* **PROVIDED DATA**:
## begin
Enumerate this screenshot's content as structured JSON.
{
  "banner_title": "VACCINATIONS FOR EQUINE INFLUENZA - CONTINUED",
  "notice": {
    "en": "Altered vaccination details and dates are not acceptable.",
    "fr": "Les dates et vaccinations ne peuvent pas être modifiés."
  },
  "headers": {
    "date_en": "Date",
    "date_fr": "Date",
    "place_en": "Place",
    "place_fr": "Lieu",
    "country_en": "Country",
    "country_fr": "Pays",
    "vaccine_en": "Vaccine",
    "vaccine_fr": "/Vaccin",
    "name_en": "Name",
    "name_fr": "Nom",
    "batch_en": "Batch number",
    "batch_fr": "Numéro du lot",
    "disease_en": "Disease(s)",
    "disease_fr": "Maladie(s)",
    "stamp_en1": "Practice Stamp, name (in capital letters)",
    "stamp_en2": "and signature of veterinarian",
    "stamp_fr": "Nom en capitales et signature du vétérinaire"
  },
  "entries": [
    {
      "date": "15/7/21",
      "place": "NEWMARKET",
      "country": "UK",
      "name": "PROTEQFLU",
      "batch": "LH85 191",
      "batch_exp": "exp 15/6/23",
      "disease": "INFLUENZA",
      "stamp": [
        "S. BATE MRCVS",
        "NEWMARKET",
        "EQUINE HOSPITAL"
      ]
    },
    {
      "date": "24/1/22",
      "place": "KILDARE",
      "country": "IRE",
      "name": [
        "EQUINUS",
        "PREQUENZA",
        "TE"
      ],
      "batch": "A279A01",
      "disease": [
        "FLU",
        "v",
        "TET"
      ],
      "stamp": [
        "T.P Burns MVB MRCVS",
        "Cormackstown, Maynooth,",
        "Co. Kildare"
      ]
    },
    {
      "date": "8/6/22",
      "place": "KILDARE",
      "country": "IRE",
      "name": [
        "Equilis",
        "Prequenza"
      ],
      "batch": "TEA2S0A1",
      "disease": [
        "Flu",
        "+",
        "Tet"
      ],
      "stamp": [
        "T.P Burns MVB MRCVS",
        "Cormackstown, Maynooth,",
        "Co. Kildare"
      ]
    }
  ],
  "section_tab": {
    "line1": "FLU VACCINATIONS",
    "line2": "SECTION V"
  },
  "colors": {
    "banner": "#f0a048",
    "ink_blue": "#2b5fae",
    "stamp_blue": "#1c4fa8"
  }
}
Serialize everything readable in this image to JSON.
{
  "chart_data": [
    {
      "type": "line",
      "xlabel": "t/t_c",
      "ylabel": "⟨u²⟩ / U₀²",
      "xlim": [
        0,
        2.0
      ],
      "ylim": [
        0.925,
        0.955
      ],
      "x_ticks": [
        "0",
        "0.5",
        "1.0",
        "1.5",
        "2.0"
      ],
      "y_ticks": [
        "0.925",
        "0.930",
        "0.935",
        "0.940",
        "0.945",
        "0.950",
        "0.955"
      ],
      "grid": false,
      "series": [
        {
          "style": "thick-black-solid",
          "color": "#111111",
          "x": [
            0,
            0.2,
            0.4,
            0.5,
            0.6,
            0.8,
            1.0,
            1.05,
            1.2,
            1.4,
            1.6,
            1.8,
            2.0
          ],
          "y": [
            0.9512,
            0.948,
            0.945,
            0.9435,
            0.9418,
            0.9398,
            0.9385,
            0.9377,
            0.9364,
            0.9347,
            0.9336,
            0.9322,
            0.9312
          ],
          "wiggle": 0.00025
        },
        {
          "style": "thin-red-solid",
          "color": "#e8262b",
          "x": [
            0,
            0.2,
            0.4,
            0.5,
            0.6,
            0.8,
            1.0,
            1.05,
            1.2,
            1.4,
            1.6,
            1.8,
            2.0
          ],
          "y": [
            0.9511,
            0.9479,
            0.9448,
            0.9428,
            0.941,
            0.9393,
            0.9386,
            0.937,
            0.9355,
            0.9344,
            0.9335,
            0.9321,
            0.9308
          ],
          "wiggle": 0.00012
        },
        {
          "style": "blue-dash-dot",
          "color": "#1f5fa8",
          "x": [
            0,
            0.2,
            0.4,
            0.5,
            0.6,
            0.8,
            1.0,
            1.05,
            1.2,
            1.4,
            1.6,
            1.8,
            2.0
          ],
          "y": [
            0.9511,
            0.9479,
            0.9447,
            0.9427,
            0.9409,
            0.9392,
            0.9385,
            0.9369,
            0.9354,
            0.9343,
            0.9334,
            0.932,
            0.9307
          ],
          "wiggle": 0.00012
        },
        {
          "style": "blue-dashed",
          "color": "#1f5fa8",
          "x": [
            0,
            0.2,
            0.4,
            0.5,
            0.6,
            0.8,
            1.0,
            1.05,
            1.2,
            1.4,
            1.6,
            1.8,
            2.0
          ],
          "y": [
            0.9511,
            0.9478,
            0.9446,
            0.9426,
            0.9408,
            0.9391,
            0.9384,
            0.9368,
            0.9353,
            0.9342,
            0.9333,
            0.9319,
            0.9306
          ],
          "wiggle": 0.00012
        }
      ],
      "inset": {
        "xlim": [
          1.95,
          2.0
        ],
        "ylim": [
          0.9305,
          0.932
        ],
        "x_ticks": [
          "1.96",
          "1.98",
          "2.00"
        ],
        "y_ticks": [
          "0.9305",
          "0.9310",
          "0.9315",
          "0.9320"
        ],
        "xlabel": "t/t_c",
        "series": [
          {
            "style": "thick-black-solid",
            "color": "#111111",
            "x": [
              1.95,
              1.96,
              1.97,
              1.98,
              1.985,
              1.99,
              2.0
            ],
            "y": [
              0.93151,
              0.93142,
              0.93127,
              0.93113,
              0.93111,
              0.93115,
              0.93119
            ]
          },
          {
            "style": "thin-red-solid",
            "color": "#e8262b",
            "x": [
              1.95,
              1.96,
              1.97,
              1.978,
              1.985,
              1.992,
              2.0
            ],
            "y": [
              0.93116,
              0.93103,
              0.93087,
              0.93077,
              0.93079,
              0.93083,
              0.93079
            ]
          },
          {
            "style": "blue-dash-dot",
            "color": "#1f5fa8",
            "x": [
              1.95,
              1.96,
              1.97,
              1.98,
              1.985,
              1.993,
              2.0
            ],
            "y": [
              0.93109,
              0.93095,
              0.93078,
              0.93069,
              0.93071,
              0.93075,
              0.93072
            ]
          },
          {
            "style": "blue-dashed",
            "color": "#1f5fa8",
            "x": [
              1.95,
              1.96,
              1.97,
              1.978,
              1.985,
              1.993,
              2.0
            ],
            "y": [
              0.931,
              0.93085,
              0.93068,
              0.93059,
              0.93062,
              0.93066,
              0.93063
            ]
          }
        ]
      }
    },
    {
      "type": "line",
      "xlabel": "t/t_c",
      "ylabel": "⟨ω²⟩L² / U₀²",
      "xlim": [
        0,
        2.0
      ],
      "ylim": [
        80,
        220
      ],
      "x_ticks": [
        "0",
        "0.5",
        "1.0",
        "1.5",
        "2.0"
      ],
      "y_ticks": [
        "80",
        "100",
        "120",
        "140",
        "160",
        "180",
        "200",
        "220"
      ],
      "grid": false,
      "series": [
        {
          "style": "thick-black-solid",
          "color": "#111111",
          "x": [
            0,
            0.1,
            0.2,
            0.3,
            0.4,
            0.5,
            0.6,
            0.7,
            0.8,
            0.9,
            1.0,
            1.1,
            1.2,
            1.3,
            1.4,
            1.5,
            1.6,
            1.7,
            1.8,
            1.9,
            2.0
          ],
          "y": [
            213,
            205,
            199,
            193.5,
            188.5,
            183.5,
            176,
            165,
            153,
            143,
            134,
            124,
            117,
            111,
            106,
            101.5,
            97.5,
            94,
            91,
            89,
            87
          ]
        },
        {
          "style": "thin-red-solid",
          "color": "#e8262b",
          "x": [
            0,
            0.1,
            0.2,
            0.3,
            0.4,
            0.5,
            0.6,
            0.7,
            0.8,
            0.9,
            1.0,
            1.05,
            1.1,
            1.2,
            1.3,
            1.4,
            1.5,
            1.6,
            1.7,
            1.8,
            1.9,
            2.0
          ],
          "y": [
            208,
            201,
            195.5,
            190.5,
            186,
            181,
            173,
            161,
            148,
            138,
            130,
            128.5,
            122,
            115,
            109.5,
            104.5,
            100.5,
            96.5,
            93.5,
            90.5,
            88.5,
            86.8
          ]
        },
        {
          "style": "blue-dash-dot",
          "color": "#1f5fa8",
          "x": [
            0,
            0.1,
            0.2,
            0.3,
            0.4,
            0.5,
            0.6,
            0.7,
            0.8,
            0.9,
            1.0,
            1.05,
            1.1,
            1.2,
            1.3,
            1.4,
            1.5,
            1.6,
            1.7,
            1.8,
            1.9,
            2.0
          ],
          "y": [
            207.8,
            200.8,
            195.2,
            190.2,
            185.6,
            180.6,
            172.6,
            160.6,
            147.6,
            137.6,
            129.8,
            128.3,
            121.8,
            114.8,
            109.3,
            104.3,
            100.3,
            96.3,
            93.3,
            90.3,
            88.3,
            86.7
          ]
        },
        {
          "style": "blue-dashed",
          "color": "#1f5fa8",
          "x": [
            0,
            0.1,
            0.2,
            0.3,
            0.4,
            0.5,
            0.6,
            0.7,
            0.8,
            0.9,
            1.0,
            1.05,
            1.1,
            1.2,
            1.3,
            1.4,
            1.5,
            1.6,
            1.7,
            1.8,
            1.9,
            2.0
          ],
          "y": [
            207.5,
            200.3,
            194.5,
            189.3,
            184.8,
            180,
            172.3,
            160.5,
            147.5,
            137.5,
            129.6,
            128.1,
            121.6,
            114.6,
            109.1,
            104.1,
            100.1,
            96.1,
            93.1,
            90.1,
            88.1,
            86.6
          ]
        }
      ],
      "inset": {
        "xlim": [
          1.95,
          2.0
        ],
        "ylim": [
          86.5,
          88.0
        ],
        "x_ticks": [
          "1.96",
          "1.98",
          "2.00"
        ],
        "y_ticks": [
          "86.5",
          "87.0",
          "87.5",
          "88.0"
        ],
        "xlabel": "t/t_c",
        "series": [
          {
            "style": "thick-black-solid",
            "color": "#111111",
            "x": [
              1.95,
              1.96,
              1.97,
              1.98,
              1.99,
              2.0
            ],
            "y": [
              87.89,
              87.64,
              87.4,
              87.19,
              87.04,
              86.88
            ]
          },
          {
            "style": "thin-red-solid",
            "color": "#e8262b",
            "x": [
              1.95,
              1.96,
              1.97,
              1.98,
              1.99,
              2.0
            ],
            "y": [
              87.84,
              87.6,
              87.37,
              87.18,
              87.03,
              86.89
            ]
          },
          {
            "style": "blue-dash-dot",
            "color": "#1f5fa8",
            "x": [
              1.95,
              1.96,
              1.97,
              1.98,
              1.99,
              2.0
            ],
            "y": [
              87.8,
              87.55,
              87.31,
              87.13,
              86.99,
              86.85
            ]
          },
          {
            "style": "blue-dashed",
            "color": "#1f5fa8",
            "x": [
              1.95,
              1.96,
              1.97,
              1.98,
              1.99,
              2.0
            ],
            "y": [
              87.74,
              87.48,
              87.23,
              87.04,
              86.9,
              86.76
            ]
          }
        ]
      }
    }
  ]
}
## end
* **WRITTEN REQUEST**: Report the number of lines in the listing above that include the word "EQUINE", and nothing else.

* **THE RESULT**: 2